↓↓↓

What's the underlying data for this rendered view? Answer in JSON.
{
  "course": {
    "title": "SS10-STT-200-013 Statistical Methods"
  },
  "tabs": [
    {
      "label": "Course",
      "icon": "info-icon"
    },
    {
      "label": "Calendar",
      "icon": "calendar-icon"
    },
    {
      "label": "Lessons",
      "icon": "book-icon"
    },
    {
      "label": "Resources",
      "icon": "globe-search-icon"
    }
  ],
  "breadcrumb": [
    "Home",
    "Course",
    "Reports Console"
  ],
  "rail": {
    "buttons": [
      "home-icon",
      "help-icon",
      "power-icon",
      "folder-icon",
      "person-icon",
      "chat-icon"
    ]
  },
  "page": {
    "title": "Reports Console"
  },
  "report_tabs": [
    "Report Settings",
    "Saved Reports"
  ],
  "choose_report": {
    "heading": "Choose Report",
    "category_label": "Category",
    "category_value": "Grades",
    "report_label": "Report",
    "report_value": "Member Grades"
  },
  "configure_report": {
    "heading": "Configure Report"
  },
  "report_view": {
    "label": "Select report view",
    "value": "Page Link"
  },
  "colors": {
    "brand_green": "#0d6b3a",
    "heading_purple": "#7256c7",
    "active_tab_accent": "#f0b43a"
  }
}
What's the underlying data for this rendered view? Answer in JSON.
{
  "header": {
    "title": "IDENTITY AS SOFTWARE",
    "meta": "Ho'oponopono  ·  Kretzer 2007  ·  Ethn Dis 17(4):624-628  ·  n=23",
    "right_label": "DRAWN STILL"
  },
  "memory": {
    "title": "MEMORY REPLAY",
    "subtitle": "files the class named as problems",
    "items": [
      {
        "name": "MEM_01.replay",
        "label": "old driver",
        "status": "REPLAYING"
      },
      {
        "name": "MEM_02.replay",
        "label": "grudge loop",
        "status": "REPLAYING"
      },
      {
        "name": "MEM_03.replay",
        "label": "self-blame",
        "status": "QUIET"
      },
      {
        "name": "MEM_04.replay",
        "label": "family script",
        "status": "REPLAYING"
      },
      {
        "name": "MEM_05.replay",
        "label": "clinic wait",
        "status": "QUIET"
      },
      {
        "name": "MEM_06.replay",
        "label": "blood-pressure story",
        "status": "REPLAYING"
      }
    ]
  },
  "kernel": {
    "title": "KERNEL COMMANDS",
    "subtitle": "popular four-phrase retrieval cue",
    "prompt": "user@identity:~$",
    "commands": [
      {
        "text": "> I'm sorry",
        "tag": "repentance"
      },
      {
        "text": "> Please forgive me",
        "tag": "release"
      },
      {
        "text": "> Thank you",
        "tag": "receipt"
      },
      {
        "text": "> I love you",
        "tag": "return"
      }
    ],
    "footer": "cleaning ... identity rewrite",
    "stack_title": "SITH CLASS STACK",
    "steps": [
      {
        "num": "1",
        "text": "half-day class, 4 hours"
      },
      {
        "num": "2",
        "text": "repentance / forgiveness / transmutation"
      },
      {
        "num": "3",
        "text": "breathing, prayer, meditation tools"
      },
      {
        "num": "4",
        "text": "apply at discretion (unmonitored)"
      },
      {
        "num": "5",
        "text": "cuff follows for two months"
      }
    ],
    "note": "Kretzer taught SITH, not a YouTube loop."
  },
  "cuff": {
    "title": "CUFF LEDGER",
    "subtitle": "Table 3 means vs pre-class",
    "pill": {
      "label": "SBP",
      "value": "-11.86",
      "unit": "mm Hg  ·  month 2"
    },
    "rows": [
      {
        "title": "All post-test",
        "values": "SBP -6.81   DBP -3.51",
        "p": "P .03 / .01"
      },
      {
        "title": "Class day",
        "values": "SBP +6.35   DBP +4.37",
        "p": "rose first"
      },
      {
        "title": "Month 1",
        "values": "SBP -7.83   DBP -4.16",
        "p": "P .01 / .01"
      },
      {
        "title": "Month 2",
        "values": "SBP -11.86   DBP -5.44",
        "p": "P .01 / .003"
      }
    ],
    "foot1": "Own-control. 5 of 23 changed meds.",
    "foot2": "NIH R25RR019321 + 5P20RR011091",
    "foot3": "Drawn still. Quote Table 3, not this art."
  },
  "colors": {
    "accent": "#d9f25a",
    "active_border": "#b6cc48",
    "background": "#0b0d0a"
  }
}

↑↑↑

Exercise requirements:
Retype all of the material, keeping each line exact.

Result for this exercise:
What's the underlying data for this rendered view? Answer in JSON.
{
  "course": {
    "title": "SS10-STT-200-013 Statistical Methods"
  },
  "tabs": [
    {
      "label": "Course",
      "icon": "info-icon"
    },
    {
      "label": "Calendar",
      "icon": "calendar-icon"
    },
    {
      "label": "Lessons",
      "icon": "book-icon"
    },
    {
      "label": "Resources",
      "icon": "globe-search-icon"
    }
  ],
  "breadcrumb": [
    "Home",
    "Course",
    "Reports Console"
  ],
  "rail": {
    "buttons": [
      "home-icon",
      "help-icon",
      "power-icon",
      "folder-icon",
      "person-icon",
      "chat-icon"
    ]
  },
  "page": {
    "title": "Reports Console"
  },
  "report_tabs": [
    "Report Settings",
    "Saved Reports"
  ],
  "choose_report": {
    "heading": "Choose Report",
    "category_label": "Category",
    "category_value": "Grades",
    "report_label": "Report",
    "report_value": "Member Grades"
  },
  "configure_report": {
    "heading": "Configure Report"
  },
  "report_view": {
    "label": "Select report view",
    "value": "Page Link"
  },
  "colors": {
    "brand_green": "#0d6b3a",
    "heading_purple": "#7256c7",
    "active_tab_accent": "#f0b43a"
  }
}
What's the underlying data for this rendered view? Answer in JSON.
{
  "header": {
    "title": "IDENTITY AS SOFTWARE",
    "meta": "Ho'oponopono  ·  Kretzer 2007  ·  Ethn Dis 17(4):624-628  ·  n=23",
    "right_label": "DRAWN STILL"
  },
  "memory": {
    "title": "MEMORY REPLAY",
    "subtitle": "files the class named as problems",
    "items": [
      {
        "name": "MEM_01.replay",
        "label": "old driver",
        "status": "REPLAYING"
      },
      {
        "name": "MEM_02.replay",
        "label": "grudge loop",
        "status": "REPLAYING"
      },
      {
        "name": "MEM_03.replay",
        "label": "self-blame",
        "status": "QUIET"
      },
      {
        "name": "MEM_04.replay",
        "label": "family script",
        "status": "REPLAYING"
      },
      {
        "name": "MEM_05.replay",
        "label": "clinic wait",
        "status": "QUIET"
      },
      {
        "name": "MEM_06.replay",
        "label": "blood-pressure story",
        "status": "REPLAYING"
      }
    ]
  },
  "kernel": {
    "title": "KERNEL COMMANDS",
    "subtitle": "popular four-phrase retrieval cue",
    "prompt": "user@identity:~$",
    "commands": [
      {
        "text": "> I'm sorry",
        "tag": "repentance"
      },
      {
        "text": "> Please forgive me",
        "tag": "release"
      },
      {
        "text": "> Thank you",
        "tag": "receipt"
      },
      {
        "text": "> I love you",
        "tag": "return"
      }
    ],
    "footer": "cleaning ... identity rewrite",
    "stack_title": "SITH CLASS STACK",
    "steps": [
      {
        "num": "1",
        "text": "half-day class, 4 hours"
      },
      {
        "num": "2",
        "text": "repentance / forgiveness / transmutation"
      },
      {
        "num": "3",
        "text": "breathing, prayer, meditation tools"
      },
      {
        "num": "4",
        "text": "apply at discretion (unmonitored)"
      },
      {
        "num": "5",
        "text": "cuff follows for two months"
      }
    ],
    "note": "Kretzer taught SITH, not a YouTube loop."
  },
  "cuff": {
    "title": "CUFF LEDGER",
    "subtitle": "Table 3 means vs pre-class",
    "pill": {
      "label": "SBP",
      "value": "-11.86",
      "unit": "mm Hg  ·  month 2"
    },
    "rows": [
      {
        "title": "All post-test",
        "values": "SBP -6.81   DBP -3.51",
        "p": "P .03 / .01"
      },
      {
        "title": "Class day",
        "values": "SBP +6.35   DBP +4.37",
        "p": "rose first"
      },
      {
        "title": "Month 1",
        "values": "SBP -7.83   DBP -4.16",
        "p": "P .01 / .01"
      },
      {
        "title": "Month 2",
        "values": "SBP -11.86   DBP -5.44",
        "p": "P .01 / .003"
      }
    ],
    "foot1": "Own-control. 5 of 23 changed meds.",
    "foot2": "NIH R25RR019321 + 5P20RR011091",
    "foot3": "Drawn still. Quote Table 3, not this art."
  },
  "colors": {
    "accent": "#d9f25a",
    "active_border": "#b6cc48",
    "background": "#0b0d0a"
  }
}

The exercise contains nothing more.